> **WRITTEN INSTRUCTION**: Repeat each entry as written, dropping any picture you find.

--- Start of SUPPLIED MATERIAL ---

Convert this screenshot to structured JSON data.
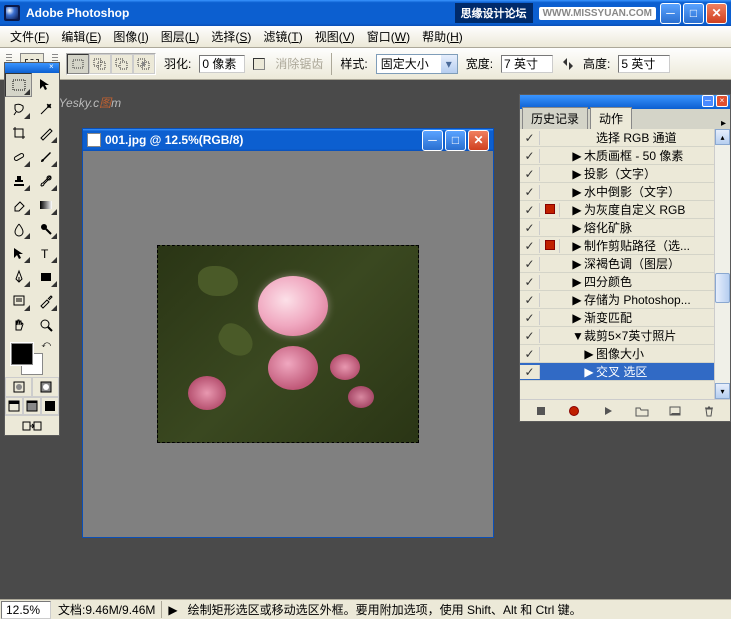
{
  "app": {
    "title": "Adobe Photoshop",
    "badge_text": "思缘设计论坛",
    "url_badge": "WWW.MISSYUAN.COM"
  },
  "menubar": [
    {
      "label": "文件",
      "key": "F"
    },
    {
      "label": "编辑",
      "key": "E"
    },
    {
      "label": "图像",
      "key": "I"
    },
    {
      "label": "图层",
      "key": "L"
    },
    {
      "label": "选择",
      "key": "S"
    },
    {
      "label": "滤镜",
      "key": "T"
    },
    {
      "label": "视图",
      "key": "V"
    },
    {
      "label": "窗口",
      "key": "W"
    },
    {
      "label": "帮助",
      "key": "H"
    }
  ],
  "options": {
    "feather_label": "羽化:",
    "feather_value": "0 像素",
    "antialias_label": "消除锯齿",
    "style_label": "样式:",
    "style_value": "固定大小",
    "width_label": "宽度:",
    "width_value": "7 英寸",
    "height_label": "高度:",
    "height_value": "5 英寸"
  },
  "watermark": "Soft.Yesky.c",
  "watermark_o": "图",
  "watermark_tail": "m",
  "document": {
    "title": "001.jpg @ 12.5%(RGB/8)"
  },
  "actions_panel": {
    "tabs": [
      "历史记录",
      "动作"
    ],
    "active_tab": 1,
    "items": [
      {
        "check": true,
        "dialog": false,
        "indent": 2,
        "expand": "",
        "label": "选择 RGB 通道"
      },
      {
        "check": true,
        "dialog": false,
        "indent": 1,
        "expand": "▶",
        "label": "木质画框 - 50 像素"
      },
      {
        "check": true,
        "dialog": false,
        "indent": 1,
        "expand": "▶",
        "label": "投影（文字）"
      },
      {
        "check": true,
        "dialog": false,
        "indent": 1,
        "expand": "▶",
        "label": "水中倒影（文字）"
      },
      {
        "check": true,
        "dialog": true,
        "indent": 1,
        "expand": "▶",
        "label": "为灰度自定义 RGB"
      },
      {
        "check": true,
        "dialog": false,
        "indent": 1,
        "expand": "▶",
        "label": "熔化矿脉"
      },
      {
        "check": true,
        "dialog": true,
        "indent": 1,
        "expand": "▶",
        "label": "制作剪贴路径（选..."
      },
      {
        "check": true,
        "dialog": false,
        "indent": 1,
        "expand": "▶",
        "label": "深褐色调（图层）"
      },
      {
        "check": true,
        "dialog": false,
        "indent": 1,
        "expand": "▶",
        "label": "四分颜色"
      },
      {
        "check": true,
        "dialog": false,
        "indent": 1,
        "expand": "▶",
        "label": "存储为 Photoshop..."
      },
      {
        "check": true,
        "dialog": false,
        "indent": 1,
        "expand": "▶",
        "label": "渐变匹配"
      },
      {
        "check": true,
        "dialog": false,
        "indent": 1,
        "expand": "▼",
        "label": "裁剪5×7英寸照片"
      },
      {
        "check": true,
        "dialog": false,
        "indent": 2,
        "expand": "▶",
        "label": "图像大小"
      },
      {
        "check": true,
        "dialog": false,
        "indent": 2,
        "expand": "▶",
        "label": "交叉 选区",
        "selected": true
      }
    ]
  },
  "status": {
    "zoom": "12.5%",
    "doc_info": "文档:9.46M/9.46M",
    "hint": "绘制矩形选区或移动选区外框。要用附加选项，使用 Shift、Alt 和 Ctrl 键。"
  }
}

--- End of SUPPLIED MATERIAL ---

> **RESULT**:
Convert this screenshot to structured JSON data.
{
  "app": {
    "title": "Adobe Photoshop",
    "badge_text": "思缘设计论坛",
    "url_badge": "WWW.MISSYUAN.COM"
  },
  "menubar": [
    {
      "label": "文件",
      "key": "F"
    },
    {
      "label": "编辑",
      "key": "E"
    },
    {
      "label": "图像",
      "key": "I"
    },
    {
      "label": "图层",
      "key": "L"
    },
    {
      "label": "选择",
      "key": "S"
    },
    {
      "label": "滤镜",
      "key": "T"
    },
    {
      "label": "视图",
      "key": "V"
    },
    {
      "label": "窗口",
      "key": "W"
    },
    {
      "label": "帮助",
      "key": "H"
    }
  ],
  "options": {
    "feather_label": "羽化:",
    "feather_value": "0 像素",
    "antialias_label": "消除锯齿",
    "style_label": "样式:",
    "style_value": "固定大小",
    "width_label": "宽度:",
    "width_value": "7 英寸",
    "height_label": "高度:",
    "height_value": "5 英寸"
  },
  "watermark": "Soft.Yesky.c",
  "watermark_o": "图",
  "watermark_tail": "m",
  "document": {
    "title": "001.jpg @ 12.5%(RGB/8)"
  },
  "actions_panel": {
    "tabs": [
      "历史记录",
      "动作"
    ],
    "active_tab": 1,
    "items": [
      {
        "check": true,
        "dialog": false,
        "indent": 2,
        "expand": "",
        "label": "选择 RGB 通道"
      },
      {
        "check": true,
        "dialog": false,
        "indent": 1,
        "expand": "▶",
        "label": "木质画框 - 50 像素"
      },
      {
        "check": true,
        "dialog": false,
        "indent": 1,
        "expand": "▶",
        "label": "投影（文字）"
      },
      {
        "check": true,
        "dialog": false,
        "indent": 1,
        "expand": "▶",
        "label": "水中倒影（文字）"
      },
      {
        "check": true,
        "dialog": true,
        "indent": 1,
        "expand": "▶",
        "label": "为灰度自定义 RGB"
      },
      {
        "check": true,
        "dialog": false,
        "indent": 1,
        "expand": "▶",
        "label": "熔化矿脉"
      },
      {
        "check": true,
        "dialog": true,
        "indent": 1,
        "expand": "▶",
        "label": "制作剪贴路径（选..."
      },
      {
        "check": true,
        "dialog": false,
        "indent": 1,
        "expand": "▶",
        "label": "深褐色调（图层）"
      },
      {
        "check": true,
        "dialog": false,
        "indent": 1,
        "expand": "▶",
        "label": "四分颜色"
      },
      {
        "check": true,
        "dialog": false,
        "indent": 1,
        "expand": "▶",
        "label": "存储为 Photoshop..."
      },
      {
        "check": true,
        "dialog": false,
        "indent": 1,
        "expand": "▶",
        "label": "渐变匹配"
      },
      {
        "check": true,
        "dialog": false,
        "indent": 1,
        "expand": "▼",
        "label": "裁剪5×7英寸照片"
      },
      {
        "check": true,
        "dialog": false,
        "indent": 2,
        "expand": "▶",
        "label": "图像大小"
      },
      {
        "check": true,
        "dialog": false,
        "indent": 2,
        "expand": "▶",
        "label": "交叉 选区",
        "selected": true
      }
    ]
  },
  "status": {
    "zoom": "12.5%",
    "doc_info": "文档:9.46M/9.46M",
    "hint": "绘制矩形选区或移动选区外框。要用附加选项，使用 Shift、Alt 和 Ctrl 键。"
  }
}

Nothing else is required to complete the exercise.